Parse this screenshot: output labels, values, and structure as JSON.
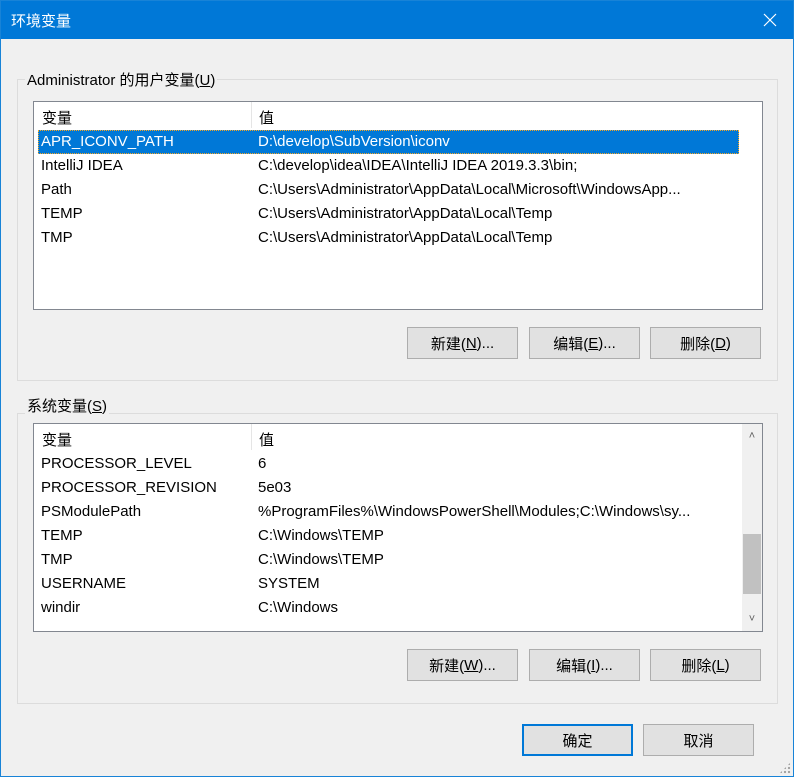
{
  "window": {
    "title": "环境变量",
    "close_icon": "close-icon"
  },
  "user_group": {
    "label_prefix": "Administrator 的用户变量(",
    "label_key": "U",
    "label_suffix": ")",
    "headers": [
      "变量",
      "值"
    ],
    "rows": [
      {
        "name": "APR_ICONV_PATH",
        "value": "D:\\develop\\SubVersion\\iconv",
        "selected": true
      },
      {
        "name": "IntelliJ IDEA",
        "value": "C:\\develop\\idea\\IDEA\\IntelliJ IDEA 2019.3.3\\bin;"
      },
      {
        "name": "Path",
        "value": "C:\\Users\\Administrator\\AppData\\Local\\Microsoft\\WindowsApp..."
      },
      {
        "name": "TEMP",
        "value": "C:\\Users\\Administrator\\AppData\\Local\\Temp"
      },
      {
        "name": "TMP",
        "value": "C:\\Users\\Administrator\\AppData\\Local\\Temp"
      }
    ],
    "buttons": [
      {
        "pre": "新建(",
        "key": "N",
        "post": ")..."
      },
      {
        "pre": "编辑(",
        "key": "E",
        "post": ")..."
      },
      {
        "pre": "删除(",
        "key": "D",
        "post": ")"
      }
    ]
  },
  "system_group": {
    "label_prefix": "系统变量(",
    "label_key": "S",
    "label_suffix": ")",
    "headers": [
      "变量",
      "值"
    ],
    "rows": [
      {
        "name": "PROCESSOR_LEVEL",
        "value": "6"
      },
      {
        "name": "PROCESSOR_REVISION",
        "value": "5e03"
      },
      {
        "name": "PSModulePath",
        "value": "%ProgramFiles%\\WindowsPowerShell\\Modules;C:\\Windows\\sy..."
      },
      {
        "name": "TEMP",
        "value": "C:\\Windows\\TEMP"
      },
      {
        "name": "TMP",
        "value": "C:\\Windows\\TEMP"
      },
      {
        "name": "USERNAME",
        "value": "SYSTEM"
      },
      {
        "name": "windir",
        "value": "C:\\Windows"
      }
    ],
    "scroll_position": 0.85,
    "buttons": [
      {
        "pre": "新建(",
        "key": "W",
        "post": ")..."
      },
      {
        "pre": "编辑(",
        "key": "I",
        "post": ")..."
      },
      {
        "pre": "删除(",
        "key": "L",
        "post": ")"
      }
    ]
  },
  "footer": {
    "ok": "确定",
    "cancel": "取消"
  }
}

--------

Short exercise:
Your task is to repeat the material above exactly, without its pictures.

Solution to this exercise:
Parse this screenshot: output labels, values, and structure as JSON.
{
  "window": {
    "title": "环境变量",
    "close_icon": "close-icon"
  },
  "user_group": {
    "label_prefix": "Administrator 的用户变量(",
    "label_key": "U",
    "label_suffix": ")",
    "headers": [
      "变量",
      "值"
    ],
    "rows": [
      {
        "name": "APR_ICONV_PATH",
        "value": "D:\\develop\\SubVersion\\iconv",
        "selected": true
      },
      {
        "name": "IntelliJ IDEA",
        "value": "C:\\develop\\idea\\IDEA\\IntelliJ IDEA 2019.3.3\\bin;"
      },
      {
        "name": "Path",
        "value": "C:\\Users\\Administrator\\AppData\\Local\\Microsoft\\WindowsApp..."
      },
      {
        "name": "TEMP",
        "value": "C:\\Users\\Administrator\\AppData\\Local\\Temp"
      },
      {
        "name": "TMP",
        "value": "C:\\Users\\Administrator\\AppData\\Local\\Temp"
      }
    ],
    "buttons": [
      {
        "pre": "新建(",
        "key": "N",
        "post": ")..."
      },
      {
        "pre": "编辑(",
        "key": "E",
        "post": ")..."
      },
      {
        "pre": "删除(",
        "key": "D",
        "post": ")"
      }
    ]
  },
  "system_group": {
    "label_prefix": "系统变量(",
    "label_key": "S",
    "label_suffix": ")",
    "headers": [
      "变量",
      "值"
    ],
    "rows": [
      {
        "name": "PROCESSOR_LEVEL",
        "value": "6"
      },
      {
        "name": "PROCESSOR_REVISION",
        "value": "5e03"
      },
      {
        "name": "PSModulePath",
        "value": "%ProgramFiles%\\WindowsPowerShell\\Modules;C:\\Windows\\sy..."
      },
      {
        "name": "TEMP",
        "value": "C:\\Windows\\TEMP"
      },
      {
        "name": "TMP",
        "value": "C:\\Windows\\TEMP"
      },
      {
        "name": "USERNAME",
        "value": "SYSTEM"
      },
      {
        "name": "windir",
        "value": "C:\\Windows"
      }
    ],
    "scroll_position": 0.85,
    "buttons": [
      {
        "pre": "新建(",
        "key": "W",
        "post": ")..."
      },
      {
        "pre": "编辑(",
        "key": "I",
        "post": ")..."
      },
      {
        "pre": "删除(",
        "key": "L",
        "post": ")"
      }
    ]
  },
  "footer": {
    "ok": "确定",
    "cancel": "取消"
  }
}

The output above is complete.